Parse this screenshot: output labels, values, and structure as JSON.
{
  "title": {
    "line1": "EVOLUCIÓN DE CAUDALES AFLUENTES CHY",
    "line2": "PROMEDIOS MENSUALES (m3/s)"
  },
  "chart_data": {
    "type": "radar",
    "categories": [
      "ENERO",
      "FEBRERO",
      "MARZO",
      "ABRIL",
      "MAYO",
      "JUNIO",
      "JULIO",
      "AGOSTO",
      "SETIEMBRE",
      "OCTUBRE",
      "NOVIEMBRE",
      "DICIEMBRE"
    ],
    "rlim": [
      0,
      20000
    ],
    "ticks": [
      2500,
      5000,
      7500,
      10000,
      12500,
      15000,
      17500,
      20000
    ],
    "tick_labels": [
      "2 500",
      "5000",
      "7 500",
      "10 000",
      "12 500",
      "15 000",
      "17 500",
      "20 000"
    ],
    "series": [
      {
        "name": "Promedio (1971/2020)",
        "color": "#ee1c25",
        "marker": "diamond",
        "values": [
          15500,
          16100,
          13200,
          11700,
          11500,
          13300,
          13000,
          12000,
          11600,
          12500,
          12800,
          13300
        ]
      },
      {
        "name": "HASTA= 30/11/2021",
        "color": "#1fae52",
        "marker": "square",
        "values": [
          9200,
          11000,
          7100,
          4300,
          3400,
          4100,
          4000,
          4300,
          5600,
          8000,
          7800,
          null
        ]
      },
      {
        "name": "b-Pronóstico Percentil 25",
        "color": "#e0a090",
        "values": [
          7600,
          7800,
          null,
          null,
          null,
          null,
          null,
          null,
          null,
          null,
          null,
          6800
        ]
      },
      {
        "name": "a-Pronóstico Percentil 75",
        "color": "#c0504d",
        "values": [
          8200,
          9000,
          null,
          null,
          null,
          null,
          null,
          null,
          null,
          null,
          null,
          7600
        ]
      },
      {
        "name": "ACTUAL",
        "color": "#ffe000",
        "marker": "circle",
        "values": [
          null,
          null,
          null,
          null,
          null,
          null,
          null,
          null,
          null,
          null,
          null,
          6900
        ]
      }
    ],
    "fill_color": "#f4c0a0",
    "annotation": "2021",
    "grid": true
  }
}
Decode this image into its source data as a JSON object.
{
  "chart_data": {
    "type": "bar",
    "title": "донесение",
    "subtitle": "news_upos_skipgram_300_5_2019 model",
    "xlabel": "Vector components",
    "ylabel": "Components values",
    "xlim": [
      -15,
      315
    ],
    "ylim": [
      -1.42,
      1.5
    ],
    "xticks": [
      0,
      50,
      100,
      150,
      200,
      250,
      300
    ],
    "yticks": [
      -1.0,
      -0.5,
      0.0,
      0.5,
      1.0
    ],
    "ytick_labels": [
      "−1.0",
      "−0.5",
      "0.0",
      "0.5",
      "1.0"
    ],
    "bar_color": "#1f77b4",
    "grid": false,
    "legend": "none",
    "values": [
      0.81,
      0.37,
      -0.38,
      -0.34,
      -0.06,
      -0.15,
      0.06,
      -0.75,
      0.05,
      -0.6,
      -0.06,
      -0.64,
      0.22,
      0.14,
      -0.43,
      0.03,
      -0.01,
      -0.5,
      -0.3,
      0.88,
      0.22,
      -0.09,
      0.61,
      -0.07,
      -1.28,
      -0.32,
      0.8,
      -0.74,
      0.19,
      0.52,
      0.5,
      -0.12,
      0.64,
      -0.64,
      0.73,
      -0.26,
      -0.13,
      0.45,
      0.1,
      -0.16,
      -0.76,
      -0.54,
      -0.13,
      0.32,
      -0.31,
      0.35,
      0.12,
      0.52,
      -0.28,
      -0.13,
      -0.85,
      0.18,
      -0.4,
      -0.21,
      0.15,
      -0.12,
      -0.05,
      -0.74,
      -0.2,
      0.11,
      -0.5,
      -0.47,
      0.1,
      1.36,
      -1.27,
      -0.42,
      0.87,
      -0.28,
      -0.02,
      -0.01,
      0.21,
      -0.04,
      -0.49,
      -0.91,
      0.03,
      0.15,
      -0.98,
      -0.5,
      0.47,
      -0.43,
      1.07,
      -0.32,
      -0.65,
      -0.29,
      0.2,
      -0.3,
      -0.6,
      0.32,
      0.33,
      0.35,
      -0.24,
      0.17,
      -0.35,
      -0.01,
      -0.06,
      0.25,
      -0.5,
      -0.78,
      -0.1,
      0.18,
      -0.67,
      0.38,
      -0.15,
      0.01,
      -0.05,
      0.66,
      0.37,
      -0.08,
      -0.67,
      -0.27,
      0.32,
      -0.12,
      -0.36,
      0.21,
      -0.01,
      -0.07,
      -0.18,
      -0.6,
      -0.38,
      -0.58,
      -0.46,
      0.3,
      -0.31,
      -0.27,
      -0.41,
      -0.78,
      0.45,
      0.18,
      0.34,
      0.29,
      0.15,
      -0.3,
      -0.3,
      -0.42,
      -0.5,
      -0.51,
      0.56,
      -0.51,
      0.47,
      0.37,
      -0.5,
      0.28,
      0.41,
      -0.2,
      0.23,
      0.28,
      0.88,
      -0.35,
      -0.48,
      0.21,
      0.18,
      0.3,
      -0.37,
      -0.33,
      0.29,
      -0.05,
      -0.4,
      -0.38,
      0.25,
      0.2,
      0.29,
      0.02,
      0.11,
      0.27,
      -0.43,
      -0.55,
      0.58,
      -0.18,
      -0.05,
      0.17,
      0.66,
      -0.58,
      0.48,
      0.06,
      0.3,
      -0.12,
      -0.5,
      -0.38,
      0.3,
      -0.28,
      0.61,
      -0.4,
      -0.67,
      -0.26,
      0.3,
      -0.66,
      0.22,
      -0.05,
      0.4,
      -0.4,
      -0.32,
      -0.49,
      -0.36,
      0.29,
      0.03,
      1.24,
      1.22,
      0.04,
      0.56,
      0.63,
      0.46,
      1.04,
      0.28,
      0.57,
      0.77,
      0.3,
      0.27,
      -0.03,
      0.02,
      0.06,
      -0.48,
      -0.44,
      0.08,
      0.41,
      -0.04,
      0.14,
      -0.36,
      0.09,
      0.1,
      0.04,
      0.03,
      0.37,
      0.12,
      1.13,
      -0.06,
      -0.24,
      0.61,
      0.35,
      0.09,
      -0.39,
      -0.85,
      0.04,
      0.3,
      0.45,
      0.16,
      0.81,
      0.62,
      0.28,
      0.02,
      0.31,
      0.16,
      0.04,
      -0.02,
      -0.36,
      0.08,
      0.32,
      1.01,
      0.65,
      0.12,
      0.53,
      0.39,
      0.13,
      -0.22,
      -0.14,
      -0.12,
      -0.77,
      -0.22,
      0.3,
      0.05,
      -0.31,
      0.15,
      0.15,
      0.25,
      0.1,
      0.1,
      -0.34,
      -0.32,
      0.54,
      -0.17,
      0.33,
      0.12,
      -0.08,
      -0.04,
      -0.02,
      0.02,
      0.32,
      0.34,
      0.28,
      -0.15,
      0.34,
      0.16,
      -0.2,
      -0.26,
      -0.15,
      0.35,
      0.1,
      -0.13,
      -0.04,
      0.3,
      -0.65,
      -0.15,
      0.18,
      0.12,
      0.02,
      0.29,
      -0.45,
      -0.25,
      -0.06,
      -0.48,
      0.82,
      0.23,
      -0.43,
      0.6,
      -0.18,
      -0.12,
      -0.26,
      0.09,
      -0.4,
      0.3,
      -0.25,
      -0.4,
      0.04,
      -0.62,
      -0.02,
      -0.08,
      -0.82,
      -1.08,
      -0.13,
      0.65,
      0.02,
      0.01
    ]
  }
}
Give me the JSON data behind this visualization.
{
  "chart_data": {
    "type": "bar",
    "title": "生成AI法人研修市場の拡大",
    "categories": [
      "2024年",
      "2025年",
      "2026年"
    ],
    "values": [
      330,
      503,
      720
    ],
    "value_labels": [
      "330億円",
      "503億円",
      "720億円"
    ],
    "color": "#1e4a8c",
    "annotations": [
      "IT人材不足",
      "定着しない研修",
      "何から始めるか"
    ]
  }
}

════

Written request>
Among the records above, how many lines carry the string "this"? Reply with the number alone.

Correct answer>
3